• Set task: Exactly reproduce each line of the listing that follows.

========================================

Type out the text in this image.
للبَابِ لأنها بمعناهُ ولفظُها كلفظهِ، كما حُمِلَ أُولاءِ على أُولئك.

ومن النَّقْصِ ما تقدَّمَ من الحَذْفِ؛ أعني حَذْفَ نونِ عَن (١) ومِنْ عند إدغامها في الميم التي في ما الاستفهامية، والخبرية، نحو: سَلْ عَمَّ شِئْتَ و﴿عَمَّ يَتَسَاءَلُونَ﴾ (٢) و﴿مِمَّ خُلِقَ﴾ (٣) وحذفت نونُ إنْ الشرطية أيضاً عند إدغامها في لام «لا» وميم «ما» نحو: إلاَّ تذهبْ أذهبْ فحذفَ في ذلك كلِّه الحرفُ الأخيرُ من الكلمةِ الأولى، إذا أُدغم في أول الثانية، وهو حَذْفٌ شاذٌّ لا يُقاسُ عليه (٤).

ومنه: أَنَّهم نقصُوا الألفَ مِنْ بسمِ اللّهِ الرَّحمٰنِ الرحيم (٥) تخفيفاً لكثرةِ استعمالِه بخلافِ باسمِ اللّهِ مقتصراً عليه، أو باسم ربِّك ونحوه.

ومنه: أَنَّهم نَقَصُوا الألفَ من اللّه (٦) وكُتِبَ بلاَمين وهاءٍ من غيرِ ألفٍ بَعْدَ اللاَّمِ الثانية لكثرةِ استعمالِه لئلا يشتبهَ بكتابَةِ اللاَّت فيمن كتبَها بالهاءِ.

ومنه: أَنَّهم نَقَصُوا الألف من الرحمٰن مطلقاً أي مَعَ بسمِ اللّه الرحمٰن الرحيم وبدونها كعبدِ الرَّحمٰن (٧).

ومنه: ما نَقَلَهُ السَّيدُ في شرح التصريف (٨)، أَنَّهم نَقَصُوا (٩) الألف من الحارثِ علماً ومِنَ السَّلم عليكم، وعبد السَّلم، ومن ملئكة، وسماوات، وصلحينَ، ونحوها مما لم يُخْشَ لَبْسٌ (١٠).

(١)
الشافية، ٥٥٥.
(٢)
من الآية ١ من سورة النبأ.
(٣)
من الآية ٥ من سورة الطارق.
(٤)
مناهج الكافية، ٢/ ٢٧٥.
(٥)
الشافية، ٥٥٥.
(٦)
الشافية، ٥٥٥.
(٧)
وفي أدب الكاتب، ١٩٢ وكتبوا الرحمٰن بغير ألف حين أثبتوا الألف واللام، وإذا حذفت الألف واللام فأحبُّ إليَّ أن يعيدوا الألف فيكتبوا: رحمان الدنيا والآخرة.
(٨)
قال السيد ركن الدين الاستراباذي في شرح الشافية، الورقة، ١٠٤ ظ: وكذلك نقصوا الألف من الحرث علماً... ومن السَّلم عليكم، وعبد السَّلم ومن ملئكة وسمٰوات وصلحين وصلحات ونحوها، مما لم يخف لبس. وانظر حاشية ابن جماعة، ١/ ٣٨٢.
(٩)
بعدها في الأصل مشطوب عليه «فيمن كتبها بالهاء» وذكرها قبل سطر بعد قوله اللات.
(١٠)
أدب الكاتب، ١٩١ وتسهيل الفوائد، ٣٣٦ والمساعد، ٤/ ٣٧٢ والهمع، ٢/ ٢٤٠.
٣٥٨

========================================

• The output:
Type out the text in this image.
للبَابِ لأنها بمعناهُ ولفظُها كلفظهِ، كما حُمِلَ أُولاءِ على أُولئك.

ومن النَّقْصِ ما تقدَّمَ من الحَذْفِ؛ أعني حَذْفَ نونِ عَن (١) ومِنْ عند إدغامها في الميم التي في ما الاستفهامية، والخبرية، نحو: سَلْ عَمَّ شِئْتَ و﴿عَمَّ يَتَسَاءَلُونَ﴾ (٢) و﴿مِمَّ خُلِقَ﴾ (٣) وحذفت نونُ إنْ الشرطية أيضاً عند إدغامها في لام «لا» وميم «ما» نحو: إلاَّ تذهبْ أذهبْ فحذفَ في ذلك كلِّه الحرفُ الأخيرُ من الكلمةِ الأولى، إذا أُدغم في أول الثانية، وهو حَذْفٌ شاذٌّ لا يُقاسُ عليه (٤).

ومنه: أَنَّهم نقصُوا الألفَ مِنْ بسمِ اللّهِ الرَّحمٰنِ الرحيم (٥) تخفيفاً لكثرةِ استعمالِه بخلافِ باسمِ اللّهِ مقتصراً عليه، أو باسم ربِّك ونحوه.

ومنه: أَنَّهم نَقَصُوا الألفَ من اللّه (٦) وكُتِبَ بلاَمين وهاءٍ من غيرِ ألفٍ بَعْدَ اللاَّمِ الثانية لكثرةِ استعمالِه لئلا يشتبهَ بكتابَةِ اللاَّت فيمن كتبَها بالهاءِ.

ومنه: أَنَّهم نَقَصُوا الألف من الرحمٰن مطلقاً أي مَعَ بسمِ اللّه الرحمٰن الرحيم وبدونها كعبدِ الرَّحمٰن (٧).

ومنه: ما نَقَلَهُ السَّيدُ في شرح التصريف (٨)، أَنَّهم نَقَصُوا (٩) الألف من الحارثِ علماً ومِنَ السَّلم عليكم، وعبد السَّلم، ومن ملئكة، وسماوات، وصلحينَ، ونحوها مما لم يُخْشَ لَبْسٌ (١٠).

(١)
الشافية، ٥٥٥.
(٢)
من الآية ١ من سورة النبأ.
(٣)
من الآية ٥ من سورة الطارق.
(٤)
مناهج الكافية، ٢/ ٢٧٥.
(٥)
الشافية، ٥٥٥.
(٦)
الشافية، ٥٥٥.
(٧)
وفي أدب الكاتب، ١٩٢ وكتبوا الرحمٰن بغير ألف حين أثبتوا الألف واللام، وإذا حذفت الألف واللام فأحبُّ إليَّ أن يعيدوا الألف فيكتبوا: رحمان الدنيا والآخرة.
(٨)
قال السيد ركن الدين الاستراباذي في شرح الشافية، الورقة، ١٠٤ ظ: وكذلك نقصوا الألف من الحرث علماً... ومن السَّلم عليكم، وعبد السَّلم ومن ملئكة وسمٰوات وصلحين وصلحات ونحوها، مما لم يخف لبس. وانظر حاشية ابن جماعة، ١/ ٣٨٢.
(٩)
بعدها في الأصل مشطوب عليه «فيمن كتبها بالهاء» وذكرها قبل سطر بعد قوله اللات.
(١٠)
أدب الكاتب، ١٩١ وتسهيل الفوائد، ٣٣٦ والمساعد، ٤/ ٣٧٢ والهمع، ٢/ ٢٤٠.
٣٥٨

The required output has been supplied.